-------- THE DATA --------

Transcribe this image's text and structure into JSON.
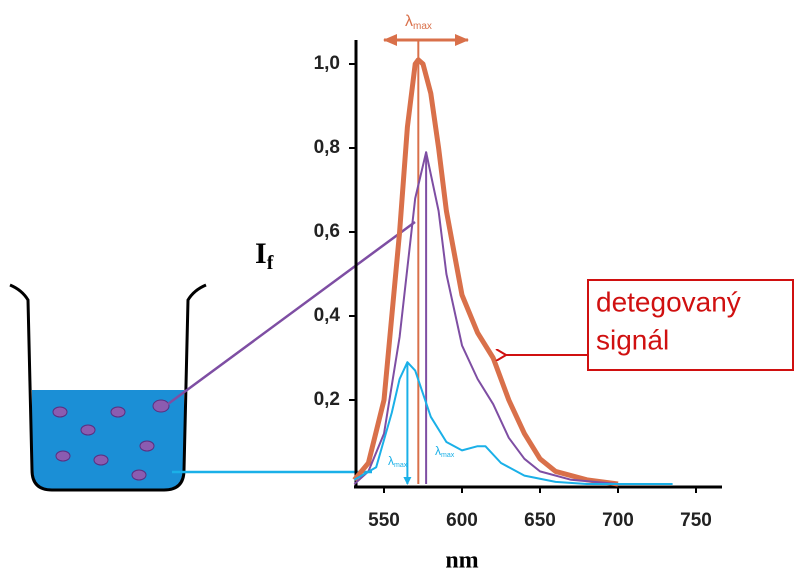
{
  "chart_data": {
    "type": "line",
    "x_label": "nm",
    "y_label": {
      "symbol": "I",
      "subscript": "f"
    },
    "lambda_label": {
      "symbol": "λ",
      "subscript": "max"
    },
    "annotation": [
      "detegovaný",
      "signál"
    ],
    "xlim": [
      531,
      765
    ],
    "ylim": [
      0,
      1.06
    ],
    "xticks": [
      550,
      600,
      650,
      700,
      750
    ],
    "yticks": [
      {
        "value": 0.2,
        "label": "0,2"
      },
      {
        "value": 0.4,
        "label": "0,4"
      },
      {
        "value": 0.6,
        "label": "0,6"
      },
      {
        "value": 0.8,
        "label": "0,8"
      },
      {
        "value": 1.0,
        "label": "1,0"
      }
    ],
    "series": [
      {
        "color": "#d9704a",
        "x": [
          531,
          540,
          550,
          560,
          565,
          570,
          572,
          575,
          580,
          585,
          590,
          600,
          610,
          620,
          630,
          640,
          650,
          660,
          680,
          700
        ],
        "values": [
          0.01,
          0.05,
          0.2,
          0.6,
          0.85,
          1.0,
          1.01,
          1.0,
          0.93,
          0.8,
          0.65,
          0.45,
          0.36,
          0.3,
          0.2,
          0.12,
          0.06,
          0.03,
          0.01,
          0
        ]
      },
      {
        "color": "#7e4ea3",
        "x": [
          531,
          540,
          550,
          560,
          570,
          577,
          585,
          590,
          600,
          610,
          620,
          630,
          640,
          650,
          670,
          700
        ],
        "values": [
          0,
          0.03,
          0.12,
          0.35,
          0.68,
          0.79,
          0.65,
          0.5,
          0.33,
          0.25,
          0.19,
          0.11,
          0.06,
          0.03,
          0.01,
          0
        ]
      },
      {
        "color": "#1ab0e8",
        "x": [
          531,
          545,
          555,
          560,
          565,
          570,
          580,
          590,
          600,
          610,
          615,
          625,
          640,
          660,
          680,
          735
        ],
        "values": [
          0.01,
          0.04,
          0.17,
          0.25,
          0.29,
          0.27,
          0.16,
          0.1,
          0.08,
          0.09,
          0.09,
          0.05,
          0.02,
          0.005,
          0,
          0
        ]
      }
    ]
  }
}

--------

> **TO BE DONE**
Without including any picture, repeat the data exactly.

> **WRITTEN RESPONSE**
Transcribe this image's text and structure into JSON.
{
  "chart_data": {
    "type": "line",
    "x_label": "nm",
    "y_label": {
      "symbol": "I",
      "subscript": "f"
    },
    "lambda_label": {
      "symbol": "λ",
      "subscript": "max"
    },
    "annotation": [
      "detegovaný",
      "signál"
    ],
    "xlim": [
      531,
      765
    ],
    "ylim": [
      0,
      1.06
    ],
    "xticks": [
      550,
      600,
      650,
      700,
      750
    ],
    "yticks": [
      {
        "value": 0.2,
        "label": "0,2"
      },
      {
        "value": 0.4,
        "label": "0,4"
      },
      {
        "value": 0.6,
        "label": "0,6"
      },
      {
        "value": 0.8,
        "label": "0,8"
      },
      {
        "value": 1.0,
        "label": "1,0"
      }
    ],
    "series": [
      {
        "color": "#d9704a",
        "x": [
          531,
          540,
          550,
          560,
          565,
          570,
          572,
          575,
          580,
          585,
          590,
          600,
          610,
          620,
          630,
          640,
          650,
          660,
          680,
          700
        ],
        "values": [
          0.01,
          0.05,
          0.2,
          0.6,
          0.85,
          1.0,
          1.01,
          1.0,
          0.93,
          0.8,
          0.65,
          0.45,
          0.36,
          0.3,
          0.2,
          0.12,
          0.06,
          0.03,
          0.01,
          0
        ]
      },
      {
        "color": "#7e4ea3",
        "x": [
          531,
          540,
          550,
          560,
          570,
          577,
          585,
          590,
          600,
          610,
          620,
          630,
          640,
          650,
          670,
          700
        ],
        "values": [
          0,
          0.03,
          0.12,
          0.35,
          0.68,
          0.79,
          0.65,
          0.5,
          0.33,
          0.25,
          0.19,
          0.11,
          0.06,
          0.03,
          0.01,
          0
        ]
      },
      {
        "color": "#1ab0e8",
        "x": [
          531,
          545,
          555,
          560,
          565,
          570,
          580,
          590,
          600,
          610,
          615,
          625,
          640,
          660,
          680,
          735
        ],
        "values": [
          0.01,
          0.04,
          0.17,
          0.25,
          0.29,
          0.27,
          0.16,
          0.1,
          0.08,
          0.09,
          0.09,
          0.05,
          0.02,
          0.005,
          0,
          0
        ]
      }
    ]
  }
}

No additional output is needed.